## Goal
Your answer should be a single number: the count of lines containing "terreno".

## Data shown
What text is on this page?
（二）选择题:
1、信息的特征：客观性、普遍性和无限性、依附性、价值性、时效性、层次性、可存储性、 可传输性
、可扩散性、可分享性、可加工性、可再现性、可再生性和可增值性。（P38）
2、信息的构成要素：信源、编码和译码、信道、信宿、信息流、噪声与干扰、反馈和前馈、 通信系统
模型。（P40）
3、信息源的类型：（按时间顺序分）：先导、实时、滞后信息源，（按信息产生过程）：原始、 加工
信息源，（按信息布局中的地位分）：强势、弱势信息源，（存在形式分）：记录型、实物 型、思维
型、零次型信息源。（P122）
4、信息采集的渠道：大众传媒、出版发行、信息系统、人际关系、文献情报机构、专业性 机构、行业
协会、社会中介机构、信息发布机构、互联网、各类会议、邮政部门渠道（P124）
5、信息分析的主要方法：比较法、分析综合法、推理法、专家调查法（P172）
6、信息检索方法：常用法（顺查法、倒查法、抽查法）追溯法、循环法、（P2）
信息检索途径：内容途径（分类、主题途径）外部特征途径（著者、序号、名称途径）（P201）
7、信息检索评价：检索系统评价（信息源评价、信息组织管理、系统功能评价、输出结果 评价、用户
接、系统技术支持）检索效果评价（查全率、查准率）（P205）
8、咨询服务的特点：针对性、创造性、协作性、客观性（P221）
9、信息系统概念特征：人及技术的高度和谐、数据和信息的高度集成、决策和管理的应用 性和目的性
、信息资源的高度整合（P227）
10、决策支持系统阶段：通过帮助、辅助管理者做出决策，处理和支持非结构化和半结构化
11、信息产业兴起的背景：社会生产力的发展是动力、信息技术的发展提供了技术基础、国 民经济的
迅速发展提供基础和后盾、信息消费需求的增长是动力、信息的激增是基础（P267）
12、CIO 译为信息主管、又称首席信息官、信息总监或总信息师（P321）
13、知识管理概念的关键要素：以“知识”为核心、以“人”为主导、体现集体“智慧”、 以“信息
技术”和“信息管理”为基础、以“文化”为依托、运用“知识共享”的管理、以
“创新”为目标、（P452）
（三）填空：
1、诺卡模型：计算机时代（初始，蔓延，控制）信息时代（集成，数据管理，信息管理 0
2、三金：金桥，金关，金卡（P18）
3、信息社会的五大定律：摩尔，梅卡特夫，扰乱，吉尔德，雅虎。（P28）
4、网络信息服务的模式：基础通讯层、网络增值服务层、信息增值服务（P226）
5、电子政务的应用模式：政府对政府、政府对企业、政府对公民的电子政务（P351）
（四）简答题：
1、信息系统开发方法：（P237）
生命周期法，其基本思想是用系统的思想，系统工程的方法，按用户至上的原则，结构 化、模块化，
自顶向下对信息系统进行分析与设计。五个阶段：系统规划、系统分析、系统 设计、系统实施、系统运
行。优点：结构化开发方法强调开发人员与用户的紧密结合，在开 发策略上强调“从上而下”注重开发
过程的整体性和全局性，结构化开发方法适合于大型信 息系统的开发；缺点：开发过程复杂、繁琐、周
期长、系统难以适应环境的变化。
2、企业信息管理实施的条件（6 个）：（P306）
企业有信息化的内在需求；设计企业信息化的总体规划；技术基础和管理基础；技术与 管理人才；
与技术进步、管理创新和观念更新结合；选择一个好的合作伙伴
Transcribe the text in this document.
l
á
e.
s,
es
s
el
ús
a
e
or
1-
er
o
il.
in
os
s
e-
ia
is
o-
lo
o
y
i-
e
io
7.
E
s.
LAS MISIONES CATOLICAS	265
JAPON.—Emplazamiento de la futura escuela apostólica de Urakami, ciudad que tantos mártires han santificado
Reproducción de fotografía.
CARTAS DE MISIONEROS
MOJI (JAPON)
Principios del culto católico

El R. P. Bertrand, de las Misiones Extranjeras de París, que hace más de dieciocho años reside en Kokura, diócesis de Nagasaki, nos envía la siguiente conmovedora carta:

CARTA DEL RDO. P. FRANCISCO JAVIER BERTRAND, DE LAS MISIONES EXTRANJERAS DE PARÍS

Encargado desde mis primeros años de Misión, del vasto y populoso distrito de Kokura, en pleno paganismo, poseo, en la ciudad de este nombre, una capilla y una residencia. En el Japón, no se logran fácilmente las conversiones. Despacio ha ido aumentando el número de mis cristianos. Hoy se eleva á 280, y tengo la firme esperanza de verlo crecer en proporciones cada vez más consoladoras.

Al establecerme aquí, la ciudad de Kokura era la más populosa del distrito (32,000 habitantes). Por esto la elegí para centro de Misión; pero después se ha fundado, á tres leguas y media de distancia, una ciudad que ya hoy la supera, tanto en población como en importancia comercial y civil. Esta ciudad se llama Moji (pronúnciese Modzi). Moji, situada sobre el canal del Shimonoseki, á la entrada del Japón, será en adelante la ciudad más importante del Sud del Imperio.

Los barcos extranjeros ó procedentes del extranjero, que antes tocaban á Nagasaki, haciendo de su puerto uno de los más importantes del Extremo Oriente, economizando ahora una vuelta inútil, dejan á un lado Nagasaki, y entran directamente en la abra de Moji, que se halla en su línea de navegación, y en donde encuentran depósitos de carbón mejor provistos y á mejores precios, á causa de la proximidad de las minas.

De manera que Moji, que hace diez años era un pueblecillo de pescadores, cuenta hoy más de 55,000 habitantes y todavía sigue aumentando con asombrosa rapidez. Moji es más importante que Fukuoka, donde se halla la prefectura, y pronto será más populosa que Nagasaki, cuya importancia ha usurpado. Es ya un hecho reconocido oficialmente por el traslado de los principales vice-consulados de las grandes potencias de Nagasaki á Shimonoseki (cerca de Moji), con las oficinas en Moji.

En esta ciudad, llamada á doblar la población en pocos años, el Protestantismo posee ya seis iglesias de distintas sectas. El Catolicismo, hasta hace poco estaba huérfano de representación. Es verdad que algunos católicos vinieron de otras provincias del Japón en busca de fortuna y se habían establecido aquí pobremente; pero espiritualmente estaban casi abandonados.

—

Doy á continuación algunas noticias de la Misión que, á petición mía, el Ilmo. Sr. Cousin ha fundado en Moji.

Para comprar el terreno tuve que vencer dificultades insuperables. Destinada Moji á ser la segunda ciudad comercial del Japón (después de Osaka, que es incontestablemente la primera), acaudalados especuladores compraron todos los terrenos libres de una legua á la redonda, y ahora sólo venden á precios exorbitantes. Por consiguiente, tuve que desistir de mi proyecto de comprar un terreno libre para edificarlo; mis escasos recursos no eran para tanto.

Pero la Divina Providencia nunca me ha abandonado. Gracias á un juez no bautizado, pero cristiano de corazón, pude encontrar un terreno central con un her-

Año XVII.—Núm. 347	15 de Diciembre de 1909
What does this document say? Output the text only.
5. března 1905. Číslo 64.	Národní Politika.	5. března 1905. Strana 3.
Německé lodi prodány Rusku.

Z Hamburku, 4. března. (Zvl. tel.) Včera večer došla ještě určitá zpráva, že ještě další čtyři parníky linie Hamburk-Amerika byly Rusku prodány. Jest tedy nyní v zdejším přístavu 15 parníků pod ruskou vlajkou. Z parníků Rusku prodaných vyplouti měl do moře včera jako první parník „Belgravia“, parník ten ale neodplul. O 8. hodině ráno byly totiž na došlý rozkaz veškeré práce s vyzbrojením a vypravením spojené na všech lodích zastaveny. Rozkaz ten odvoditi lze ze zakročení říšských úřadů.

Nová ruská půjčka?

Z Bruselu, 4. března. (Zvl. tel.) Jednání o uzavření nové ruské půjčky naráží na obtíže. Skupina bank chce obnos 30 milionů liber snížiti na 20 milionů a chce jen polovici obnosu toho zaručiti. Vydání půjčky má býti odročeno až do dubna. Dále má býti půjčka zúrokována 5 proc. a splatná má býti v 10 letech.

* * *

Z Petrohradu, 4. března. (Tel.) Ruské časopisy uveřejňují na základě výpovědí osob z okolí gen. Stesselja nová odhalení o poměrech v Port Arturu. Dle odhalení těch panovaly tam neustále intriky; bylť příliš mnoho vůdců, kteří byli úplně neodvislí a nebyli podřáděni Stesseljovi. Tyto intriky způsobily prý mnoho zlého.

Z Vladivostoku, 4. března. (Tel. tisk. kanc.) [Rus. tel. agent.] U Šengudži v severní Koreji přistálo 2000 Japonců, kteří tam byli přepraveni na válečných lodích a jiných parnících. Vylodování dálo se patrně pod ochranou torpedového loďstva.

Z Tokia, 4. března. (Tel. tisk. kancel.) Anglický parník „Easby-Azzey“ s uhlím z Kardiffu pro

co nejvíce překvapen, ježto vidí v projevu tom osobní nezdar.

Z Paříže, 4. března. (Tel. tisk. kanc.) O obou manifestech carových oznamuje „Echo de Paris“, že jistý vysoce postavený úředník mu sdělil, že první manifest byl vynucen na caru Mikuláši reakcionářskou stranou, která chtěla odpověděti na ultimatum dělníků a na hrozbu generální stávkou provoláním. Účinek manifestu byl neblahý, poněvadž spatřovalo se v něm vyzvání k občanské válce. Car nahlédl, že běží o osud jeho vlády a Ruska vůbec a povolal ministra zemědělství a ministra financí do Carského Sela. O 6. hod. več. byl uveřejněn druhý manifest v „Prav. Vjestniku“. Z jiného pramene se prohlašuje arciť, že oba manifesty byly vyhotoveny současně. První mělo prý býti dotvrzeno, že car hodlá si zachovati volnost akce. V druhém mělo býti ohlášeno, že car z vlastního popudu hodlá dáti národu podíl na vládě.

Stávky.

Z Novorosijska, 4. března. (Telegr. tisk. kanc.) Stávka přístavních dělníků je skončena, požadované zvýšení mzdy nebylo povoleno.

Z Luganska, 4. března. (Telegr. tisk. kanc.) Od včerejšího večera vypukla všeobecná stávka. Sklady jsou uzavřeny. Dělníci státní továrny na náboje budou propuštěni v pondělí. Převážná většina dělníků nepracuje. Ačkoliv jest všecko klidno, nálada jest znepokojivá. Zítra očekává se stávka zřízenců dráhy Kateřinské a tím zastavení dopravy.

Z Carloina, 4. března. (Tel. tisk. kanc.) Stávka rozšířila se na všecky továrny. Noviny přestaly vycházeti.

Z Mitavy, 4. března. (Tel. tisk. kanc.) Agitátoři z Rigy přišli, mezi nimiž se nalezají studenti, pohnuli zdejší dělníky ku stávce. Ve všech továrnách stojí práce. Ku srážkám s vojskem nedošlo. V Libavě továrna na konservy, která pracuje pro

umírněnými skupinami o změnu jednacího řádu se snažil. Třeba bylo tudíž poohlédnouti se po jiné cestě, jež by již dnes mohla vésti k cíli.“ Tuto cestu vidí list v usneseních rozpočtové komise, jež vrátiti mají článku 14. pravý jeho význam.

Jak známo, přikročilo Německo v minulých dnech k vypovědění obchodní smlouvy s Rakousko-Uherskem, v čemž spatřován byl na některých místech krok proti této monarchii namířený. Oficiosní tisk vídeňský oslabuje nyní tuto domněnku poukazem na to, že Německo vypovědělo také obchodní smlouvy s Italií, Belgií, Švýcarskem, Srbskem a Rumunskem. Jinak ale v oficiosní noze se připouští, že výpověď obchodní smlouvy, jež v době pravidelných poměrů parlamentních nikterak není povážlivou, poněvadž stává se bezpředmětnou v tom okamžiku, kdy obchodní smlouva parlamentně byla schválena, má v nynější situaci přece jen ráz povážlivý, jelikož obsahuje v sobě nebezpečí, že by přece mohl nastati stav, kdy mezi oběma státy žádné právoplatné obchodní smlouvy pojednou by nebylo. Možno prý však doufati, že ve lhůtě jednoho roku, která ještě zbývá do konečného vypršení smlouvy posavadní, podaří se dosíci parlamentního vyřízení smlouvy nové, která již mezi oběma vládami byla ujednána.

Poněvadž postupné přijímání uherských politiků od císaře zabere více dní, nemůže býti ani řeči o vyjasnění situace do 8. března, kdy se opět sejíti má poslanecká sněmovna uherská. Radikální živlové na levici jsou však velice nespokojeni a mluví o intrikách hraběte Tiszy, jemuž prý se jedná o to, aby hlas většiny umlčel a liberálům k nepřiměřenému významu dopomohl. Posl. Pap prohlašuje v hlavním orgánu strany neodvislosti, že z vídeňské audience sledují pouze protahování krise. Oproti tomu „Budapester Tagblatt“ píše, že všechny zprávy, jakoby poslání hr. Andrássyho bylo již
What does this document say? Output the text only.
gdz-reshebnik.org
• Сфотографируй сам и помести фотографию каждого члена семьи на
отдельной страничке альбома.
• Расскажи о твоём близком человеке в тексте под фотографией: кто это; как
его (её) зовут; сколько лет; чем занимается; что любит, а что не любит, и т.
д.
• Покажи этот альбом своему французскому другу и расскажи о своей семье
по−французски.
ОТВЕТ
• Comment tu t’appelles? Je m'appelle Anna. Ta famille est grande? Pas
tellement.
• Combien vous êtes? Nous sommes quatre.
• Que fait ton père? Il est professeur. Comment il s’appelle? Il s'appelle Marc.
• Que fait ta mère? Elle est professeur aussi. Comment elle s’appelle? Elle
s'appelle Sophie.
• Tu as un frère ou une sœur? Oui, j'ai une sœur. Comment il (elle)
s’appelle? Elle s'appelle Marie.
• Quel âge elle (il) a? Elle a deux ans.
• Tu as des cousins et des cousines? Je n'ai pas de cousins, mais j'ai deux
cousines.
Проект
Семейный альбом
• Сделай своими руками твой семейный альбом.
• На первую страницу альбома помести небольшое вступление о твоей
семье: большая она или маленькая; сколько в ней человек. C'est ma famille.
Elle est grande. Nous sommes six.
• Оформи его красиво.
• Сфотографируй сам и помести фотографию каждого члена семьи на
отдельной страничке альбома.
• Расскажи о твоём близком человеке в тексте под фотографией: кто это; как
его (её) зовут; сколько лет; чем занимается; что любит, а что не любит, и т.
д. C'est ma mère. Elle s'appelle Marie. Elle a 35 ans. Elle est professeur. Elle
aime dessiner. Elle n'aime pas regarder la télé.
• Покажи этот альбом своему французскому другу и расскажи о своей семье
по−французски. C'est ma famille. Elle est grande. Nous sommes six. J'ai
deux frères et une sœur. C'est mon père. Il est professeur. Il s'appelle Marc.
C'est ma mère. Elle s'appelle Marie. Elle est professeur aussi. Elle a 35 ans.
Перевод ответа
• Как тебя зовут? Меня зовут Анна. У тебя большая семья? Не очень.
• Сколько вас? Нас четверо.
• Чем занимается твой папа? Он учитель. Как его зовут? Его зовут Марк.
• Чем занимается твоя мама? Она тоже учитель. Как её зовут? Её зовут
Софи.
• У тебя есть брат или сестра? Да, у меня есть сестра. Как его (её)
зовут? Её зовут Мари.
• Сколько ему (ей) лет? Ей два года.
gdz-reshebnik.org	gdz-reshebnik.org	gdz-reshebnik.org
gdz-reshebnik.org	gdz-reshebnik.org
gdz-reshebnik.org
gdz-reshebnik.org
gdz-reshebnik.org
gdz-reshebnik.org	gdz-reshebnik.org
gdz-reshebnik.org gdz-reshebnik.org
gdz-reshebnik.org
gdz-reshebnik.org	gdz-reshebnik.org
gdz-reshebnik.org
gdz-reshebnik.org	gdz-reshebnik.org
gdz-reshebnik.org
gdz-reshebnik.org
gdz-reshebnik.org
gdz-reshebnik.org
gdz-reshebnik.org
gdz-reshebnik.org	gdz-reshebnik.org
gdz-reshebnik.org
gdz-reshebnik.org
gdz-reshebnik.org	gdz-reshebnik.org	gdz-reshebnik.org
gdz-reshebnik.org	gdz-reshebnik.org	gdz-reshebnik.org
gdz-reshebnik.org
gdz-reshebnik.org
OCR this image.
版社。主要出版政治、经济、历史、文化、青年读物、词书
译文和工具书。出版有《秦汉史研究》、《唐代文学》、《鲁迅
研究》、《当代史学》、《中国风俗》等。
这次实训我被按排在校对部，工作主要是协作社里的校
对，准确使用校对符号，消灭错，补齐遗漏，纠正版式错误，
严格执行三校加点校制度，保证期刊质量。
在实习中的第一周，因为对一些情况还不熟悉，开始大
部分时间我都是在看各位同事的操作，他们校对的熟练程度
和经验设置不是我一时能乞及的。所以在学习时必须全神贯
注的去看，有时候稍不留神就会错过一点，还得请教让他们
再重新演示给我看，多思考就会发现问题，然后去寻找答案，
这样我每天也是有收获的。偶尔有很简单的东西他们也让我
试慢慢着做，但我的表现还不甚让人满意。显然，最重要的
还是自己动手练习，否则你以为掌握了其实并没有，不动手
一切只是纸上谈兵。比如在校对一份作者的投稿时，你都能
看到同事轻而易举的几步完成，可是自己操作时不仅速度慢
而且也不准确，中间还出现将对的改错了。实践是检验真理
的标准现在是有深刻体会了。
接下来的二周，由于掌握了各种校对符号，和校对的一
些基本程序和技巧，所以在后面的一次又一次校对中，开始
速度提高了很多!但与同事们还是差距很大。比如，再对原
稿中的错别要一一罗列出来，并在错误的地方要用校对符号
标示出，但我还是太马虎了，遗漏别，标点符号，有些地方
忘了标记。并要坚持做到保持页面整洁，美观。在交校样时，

## Task response
2